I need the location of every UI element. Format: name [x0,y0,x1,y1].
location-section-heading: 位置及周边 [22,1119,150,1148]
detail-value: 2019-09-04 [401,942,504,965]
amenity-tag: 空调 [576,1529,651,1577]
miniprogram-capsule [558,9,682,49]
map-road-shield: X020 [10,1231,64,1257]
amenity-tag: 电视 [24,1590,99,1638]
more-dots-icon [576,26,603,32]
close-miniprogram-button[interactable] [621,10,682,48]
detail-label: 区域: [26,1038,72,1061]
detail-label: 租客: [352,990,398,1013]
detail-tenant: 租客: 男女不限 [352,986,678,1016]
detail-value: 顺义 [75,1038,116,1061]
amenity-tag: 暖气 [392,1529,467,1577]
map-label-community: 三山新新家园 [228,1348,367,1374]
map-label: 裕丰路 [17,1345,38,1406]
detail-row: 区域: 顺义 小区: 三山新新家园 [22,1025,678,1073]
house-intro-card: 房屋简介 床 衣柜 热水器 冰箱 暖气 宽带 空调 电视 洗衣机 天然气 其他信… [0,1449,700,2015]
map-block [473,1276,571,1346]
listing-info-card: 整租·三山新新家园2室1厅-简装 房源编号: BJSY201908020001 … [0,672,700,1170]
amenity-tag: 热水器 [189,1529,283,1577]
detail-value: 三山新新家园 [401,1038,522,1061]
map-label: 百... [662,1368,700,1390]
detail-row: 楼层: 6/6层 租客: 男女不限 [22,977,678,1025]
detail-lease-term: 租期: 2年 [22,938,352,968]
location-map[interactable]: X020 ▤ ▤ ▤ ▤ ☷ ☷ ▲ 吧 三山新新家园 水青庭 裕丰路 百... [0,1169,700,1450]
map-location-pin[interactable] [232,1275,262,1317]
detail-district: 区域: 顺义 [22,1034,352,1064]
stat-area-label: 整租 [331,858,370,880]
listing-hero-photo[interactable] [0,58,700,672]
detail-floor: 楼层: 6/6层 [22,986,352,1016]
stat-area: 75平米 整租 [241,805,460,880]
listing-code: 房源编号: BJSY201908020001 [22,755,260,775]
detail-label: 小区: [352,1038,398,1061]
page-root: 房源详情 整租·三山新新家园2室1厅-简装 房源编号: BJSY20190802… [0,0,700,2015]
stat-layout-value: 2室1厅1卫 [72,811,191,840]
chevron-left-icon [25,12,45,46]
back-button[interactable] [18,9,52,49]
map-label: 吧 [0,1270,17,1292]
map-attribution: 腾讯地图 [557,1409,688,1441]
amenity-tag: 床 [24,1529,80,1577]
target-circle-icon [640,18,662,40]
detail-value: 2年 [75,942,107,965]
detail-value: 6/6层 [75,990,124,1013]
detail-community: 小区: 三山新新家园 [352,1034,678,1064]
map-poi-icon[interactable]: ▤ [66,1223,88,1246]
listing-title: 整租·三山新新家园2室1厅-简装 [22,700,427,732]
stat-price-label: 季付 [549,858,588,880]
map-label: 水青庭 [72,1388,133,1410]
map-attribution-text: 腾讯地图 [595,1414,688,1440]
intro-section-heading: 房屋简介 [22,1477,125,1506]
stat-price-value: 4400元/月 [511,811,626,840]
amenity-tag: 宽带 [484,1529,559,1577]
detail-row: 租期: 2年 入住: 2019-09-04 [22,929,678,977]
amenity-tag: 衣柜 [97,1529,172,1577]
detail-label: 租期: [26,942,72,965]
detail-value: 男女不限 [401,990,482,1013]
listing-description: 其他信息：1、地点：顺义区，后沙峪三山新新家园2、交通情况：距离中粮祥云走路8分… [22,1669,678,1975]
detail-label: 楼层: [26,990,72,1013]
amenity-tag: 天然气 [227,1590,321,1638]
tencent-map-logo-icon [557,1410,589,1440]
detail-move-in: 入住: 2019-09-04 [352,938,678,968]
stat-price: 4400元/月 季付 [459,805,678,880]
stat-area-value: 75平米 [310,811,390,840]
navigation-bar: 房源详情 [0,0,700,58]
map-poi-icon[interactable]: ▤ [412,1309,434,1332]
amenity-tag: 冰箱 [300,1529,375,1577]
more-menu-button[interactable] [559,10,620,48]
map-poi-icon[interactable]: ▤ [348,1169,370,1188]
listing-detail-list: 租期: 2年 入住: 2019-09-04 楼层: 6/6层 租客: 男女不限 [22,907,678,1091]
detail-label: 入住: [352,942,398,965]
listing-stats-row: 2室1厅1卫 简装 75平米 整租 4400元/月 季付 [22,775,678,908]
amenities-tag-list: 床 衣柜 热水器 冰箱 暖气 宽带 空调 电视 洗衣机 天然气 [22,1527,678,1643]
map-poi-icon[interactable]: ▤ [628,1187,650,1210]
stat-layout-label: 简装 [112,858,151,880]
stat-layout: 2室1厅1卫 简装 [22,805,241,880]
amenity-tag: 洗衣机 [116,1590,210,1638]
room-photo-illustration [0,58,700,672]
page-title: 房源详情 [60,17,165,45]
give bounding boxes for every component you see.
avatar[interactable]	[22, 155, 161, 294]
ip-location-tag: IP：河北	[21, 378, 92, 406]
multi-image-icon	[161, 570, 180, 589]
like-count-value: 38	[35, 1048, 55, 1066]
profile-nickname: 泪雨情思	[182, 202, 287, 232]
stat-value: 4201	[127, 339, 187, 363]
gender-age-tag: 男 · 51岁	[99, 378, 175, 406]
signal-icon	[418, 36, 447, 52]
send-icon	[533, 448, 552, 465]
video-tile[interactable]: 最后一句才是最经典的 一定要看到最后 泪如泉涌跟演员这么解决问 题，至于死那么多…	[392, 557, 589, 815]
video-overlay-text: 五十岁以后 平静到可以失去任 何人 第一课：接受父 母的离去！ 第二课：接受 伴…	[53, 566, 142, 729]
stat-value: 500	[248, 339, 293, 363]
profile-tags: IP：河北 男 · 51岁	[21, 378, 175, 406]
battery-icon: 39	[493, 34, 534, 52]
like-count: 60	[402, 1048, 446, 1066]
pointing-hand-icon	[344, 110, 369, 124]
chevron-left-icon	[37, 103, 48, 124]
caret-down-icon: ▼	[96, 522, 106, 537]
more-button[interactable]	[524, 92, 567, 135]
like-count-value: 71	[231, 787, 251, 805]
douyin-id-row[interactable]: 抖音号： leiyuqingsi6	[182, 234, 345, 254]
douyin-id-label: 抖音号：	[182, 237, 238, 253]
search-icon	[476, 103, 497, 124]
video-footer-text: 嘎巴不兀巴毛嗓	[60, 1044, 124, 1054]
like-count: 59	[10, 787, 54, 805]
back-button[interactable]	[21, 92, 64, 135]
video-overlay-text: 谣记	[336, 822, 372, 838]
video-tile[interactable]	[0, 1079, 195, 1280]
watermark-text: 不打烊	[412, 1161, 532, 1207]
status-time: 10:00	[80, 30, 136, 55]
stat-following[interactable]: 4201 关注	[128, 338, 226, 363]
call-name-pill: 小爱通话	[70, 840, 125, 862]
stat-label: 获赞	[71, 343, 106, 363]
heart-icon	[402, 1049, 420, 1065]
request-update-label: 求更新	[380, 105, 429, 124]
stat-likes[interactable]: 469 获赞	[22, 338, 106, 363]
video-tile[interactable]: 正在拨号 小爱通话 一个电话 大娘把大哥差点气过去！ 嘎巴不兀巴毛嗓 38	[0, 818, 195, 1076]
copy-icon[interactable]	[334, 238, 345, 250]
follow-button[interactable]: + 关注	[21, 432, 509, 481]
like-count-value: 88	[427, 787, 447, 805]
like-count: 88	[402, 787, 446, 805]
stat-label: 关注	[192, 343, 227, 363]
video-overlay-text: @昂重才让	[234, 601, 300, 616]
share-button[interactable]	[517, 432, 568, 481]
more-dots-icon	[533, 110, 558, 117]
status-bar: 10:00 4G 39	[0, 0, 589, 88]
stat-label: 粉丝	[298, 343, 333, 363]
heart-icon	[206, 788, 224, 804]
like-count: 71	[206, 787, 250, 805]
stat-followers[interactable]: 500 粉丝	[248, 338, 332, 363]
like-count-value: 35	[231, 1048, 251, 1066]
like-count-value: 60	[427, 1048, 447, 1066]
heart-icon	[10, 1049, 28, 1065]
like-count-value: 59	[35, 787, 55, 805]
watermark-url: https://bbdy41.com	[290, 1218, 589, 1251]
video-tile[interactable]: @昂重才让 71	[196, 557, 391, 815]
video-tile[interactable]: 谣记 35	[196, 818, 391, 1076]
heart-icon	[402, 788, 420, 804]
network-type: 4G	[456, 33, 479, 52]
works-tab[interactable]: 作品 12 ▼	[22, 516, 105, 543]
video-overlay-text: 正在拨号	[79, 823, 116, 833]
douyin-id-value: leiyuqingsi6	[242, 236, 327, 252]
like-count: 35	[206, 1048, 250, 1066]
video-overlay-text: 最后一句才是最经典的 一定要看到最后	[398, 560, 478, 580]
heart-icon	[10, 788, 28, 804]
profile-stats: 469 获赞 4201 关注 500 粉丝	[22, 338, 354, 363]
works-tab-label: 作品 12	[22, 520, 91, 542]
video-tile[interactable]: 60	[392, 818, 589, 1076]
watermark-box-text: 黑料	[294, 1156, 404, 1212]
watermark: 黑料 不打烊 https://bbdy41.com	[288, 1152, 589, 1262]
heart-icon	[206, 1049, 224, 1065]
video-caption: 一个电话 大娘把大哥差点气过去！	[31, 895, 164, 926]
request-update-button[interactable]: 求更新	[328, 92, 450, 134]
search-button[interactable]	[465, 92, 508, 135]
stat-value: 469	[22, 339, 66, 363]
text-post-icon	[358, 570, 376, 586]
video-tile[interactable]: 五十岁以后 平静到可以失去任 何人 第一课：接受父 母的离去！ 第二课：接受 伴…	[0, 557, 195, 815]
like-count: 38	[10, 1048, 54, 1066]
******************************
Copy out the records from the start through the line that contains "detail-label: 租客: [352,990,398,1013]", including that line.

I need the location of every UI element. Format: name [x0,y0,x1,y1].
location-section-heading: 位置及周边 [22,1119,150,1148]
detail-value: 2019-09-04 [401,942,504,965]
amenity-tag: 空调 [576,1529,651,1577]
miniprogram-capsule [558,9,682,49]
map-road-shield: X020 [10,1231,64,1257]
amenity-tag: 电视 [24,1590,99,1638]
more-dots-icon [576,26,603,32]
close-miniprogram-button[interactable] [621,10,682,48]
detail-label: 区域: [26,1038,72,1061]
detail-label: 租客: [352,990,398,1013]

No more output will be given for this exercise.